• **Aim of the exercise**
Quote each line exactly, from the line that contains "Output the underlying" down to the last line of the listing, and no other lines.

• **Given data**
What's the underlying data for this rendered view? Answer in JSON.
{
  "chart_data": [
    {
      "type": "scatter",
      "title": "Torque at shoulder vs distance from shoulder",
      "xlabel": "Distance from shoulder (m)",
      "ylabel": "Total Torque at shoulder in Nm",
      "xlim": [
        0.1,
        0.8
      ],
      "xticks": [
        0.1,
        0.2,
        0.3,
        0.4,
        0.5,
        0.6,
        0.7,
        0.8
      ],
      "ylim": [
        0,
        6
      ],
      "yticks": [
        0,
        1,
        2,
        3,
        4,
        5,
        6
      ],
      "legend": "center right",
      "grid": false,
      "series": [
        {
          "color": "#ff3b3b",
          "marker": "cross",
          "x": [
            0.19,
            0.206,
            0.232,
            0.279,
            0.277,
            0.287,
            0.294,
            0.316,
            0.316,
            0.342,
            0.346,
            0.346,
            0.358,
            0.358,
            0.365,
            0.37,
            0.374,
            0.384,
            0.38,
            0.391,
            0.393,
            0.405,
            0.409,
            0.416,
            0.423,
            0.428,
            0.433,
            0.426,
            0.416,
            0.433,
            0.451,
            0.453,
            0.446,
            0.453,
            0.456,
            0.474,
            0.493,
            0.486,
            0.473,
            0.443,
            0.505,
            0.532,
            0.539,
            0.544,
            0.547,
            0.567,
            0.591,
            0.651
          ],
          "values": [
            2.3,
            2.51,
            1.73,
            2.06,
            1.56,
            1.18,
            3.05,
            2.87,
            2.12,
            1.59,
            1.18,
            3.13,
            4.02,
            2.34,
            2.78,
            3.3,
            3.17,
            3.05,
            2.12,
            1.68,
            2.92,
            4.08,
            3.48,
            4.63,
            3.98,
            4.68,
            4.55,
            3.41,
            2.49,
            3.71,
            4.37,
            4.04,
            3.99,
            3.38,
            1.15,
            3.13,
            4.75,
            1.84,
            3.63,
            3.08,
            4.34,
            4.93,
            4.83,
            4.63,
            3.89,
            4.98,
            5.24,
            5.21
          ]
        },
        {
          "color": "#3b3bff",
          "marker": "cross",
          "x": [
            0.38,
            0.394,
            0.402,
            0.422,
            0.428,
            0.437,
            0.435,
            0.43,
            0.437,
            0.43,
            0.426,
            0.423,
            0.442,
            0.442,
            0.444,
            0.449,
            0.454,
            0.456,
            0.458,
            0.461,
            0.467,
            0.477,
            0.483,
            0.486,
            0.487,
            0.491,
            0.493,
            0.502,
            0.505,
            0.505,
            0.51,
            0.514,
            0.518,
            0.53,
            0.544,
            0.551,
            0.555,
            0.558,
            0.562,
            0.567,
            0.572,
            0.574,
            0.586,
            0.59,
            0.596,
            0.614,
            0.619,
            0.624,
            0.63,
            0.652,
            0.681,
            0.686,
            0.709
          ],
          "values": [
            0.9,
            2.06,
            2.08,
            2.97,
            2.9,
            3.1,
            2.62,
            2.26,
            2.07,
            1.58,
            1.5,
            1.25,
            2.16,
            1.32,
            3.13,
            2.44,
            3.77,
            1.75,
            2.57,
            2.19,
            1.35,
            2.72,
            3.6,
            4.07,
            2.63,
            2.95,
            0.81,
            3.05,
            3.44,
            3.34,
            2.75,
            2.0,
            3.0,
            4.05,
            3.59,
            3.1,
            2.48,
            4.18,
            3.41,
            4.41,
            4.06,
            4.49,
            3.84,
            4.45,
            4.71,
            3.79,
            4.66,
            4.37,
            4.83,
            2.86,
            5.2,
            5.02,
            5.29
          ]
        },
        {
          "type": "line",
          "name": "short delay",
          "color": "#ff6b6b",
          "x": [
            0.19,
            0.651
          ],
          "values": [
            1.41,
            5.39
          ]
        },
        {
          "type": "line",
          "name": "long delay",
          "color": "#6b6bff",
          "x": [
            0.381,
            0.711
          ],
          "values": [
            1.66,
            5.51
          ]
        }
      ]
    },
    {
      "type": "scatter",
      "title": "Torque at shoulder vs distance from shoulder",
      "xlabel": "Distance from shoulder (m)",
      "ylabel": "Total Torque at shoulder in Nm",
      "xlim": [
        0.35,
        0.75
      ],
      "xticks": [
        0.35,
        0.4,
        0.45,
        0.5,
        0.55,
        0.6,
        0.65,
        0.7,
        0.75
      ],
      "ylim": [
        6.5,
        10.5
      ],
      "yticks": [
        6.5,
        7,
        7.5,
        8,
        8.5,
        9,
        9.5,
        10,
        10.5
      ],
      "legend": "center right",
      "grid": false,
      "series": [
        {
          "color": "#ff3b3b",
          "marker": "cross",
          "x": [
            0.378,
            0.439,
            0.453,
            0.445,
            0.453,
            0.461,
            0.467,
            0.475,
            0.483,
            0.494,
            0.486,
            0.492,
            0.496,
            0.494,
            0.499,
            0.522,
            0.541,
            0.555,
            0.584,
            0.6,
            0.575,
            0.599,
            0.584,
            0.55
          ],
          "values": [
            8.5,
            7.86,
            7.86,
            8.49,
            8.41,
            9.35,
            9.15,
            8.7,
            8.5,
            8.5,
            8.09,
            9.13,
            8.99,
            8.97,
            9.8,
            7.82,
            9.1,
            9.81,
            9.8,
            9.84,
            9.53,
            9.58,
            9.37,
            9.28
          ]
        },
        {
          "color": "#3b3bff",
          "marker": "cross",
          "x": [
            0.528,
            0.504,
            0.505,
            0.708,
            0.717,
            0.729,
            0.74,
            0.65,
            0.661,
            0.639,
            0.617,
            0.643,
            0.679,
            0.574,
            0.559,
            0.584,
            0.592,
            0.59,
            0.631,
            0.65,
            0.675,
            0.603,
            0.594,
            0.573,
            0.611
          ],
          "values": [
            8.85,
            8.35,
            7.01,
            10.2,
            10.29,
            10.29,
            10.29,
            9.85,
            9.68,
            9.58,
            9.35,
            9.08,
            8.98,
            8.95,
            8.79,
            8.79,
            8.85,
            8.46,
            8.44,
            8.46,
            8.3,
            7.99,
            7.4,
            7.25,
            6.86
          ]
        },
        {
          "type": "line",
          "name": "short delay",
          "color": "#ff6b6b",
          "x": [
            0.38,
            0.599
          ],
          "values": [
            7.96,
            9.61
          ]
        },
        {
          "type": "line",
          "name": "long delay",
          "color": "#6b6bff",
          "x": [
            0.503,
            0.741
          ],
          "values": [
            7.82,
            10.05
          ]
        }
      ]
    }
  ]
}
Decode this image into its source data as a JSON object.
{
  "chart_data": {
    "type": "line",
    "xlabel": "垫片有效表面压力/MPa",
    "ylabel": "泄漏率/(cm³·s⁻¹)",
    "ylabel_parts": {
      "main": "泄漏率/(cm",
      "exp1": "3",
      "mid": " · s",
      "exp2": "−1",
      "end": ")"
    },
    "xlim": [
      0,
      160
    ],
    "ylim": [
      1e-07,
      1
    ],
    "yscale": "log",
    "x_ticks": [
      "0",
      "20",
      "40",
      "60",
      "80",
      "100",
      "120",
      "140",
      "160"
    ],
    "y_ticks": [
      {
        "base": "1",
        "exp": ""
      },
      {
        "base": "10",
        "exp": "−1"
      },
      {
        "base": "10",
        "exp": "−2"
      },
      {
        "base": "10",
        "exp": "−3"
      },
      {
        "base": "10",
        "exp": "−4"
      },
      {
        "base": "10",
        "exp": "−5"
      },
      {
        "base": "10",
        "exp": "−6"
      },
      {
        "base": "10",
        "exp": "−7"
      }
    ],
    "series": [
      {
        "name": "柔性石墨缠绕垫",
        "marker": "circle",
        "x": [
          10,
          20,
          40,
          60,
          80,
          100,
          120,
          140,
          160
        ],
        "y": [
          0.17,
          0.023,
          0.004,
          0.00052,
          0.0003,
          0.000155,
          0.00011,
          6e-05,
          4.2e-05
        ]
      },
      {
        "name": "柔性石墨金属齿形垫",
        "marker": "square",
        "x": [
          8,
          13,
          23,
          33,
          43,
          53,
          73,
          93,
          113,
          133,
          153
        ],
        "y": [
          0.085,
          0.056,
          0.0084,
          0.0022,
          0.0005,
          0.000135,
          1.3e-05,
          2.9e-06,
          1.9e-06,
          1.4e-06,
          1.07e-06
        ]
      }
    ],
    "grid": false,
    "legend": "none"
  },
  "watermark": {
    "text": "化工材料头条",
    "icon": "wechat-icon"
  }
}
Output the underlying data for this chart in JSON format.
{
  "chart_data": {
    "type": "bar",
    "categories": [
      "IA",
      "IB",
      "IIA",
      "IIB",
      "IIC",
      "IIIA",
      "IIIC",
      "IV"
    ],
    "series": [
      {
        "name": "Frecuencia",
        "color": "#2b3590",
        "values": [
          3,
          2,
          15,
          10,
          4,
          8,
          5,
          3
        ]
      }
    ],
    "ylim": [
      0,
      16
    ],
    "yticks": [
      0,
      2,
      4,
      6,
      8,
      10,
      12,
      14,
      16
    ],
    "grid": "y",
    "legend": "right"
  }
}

• **Answer in full**
Output the underlying data for this chart in JSON format.
{
  "chart_data": {
    "type": "bar",
    "categories": [
      "IA",
      "IB",
      "IIA",
      "IIB",
      "IIC",
      "IIIA",
      "IIIC",
      "IV"
    ],
    "series": [
      {
        "name": "Frecuencia",
        "color": "#2b3590",
        "values": [
          3,
          2,
          15,
          10,
          4,
          8,
          5,
          3
        ]
      }
    ],
    "ylim": [
      0,
      16
    ],
    "yticks": [
      0,
      2,
      4,
      6,
      8,
      10,
      12,
      14,
      16
    ],
    "grid": "y",
    "legend": "right"
  }
}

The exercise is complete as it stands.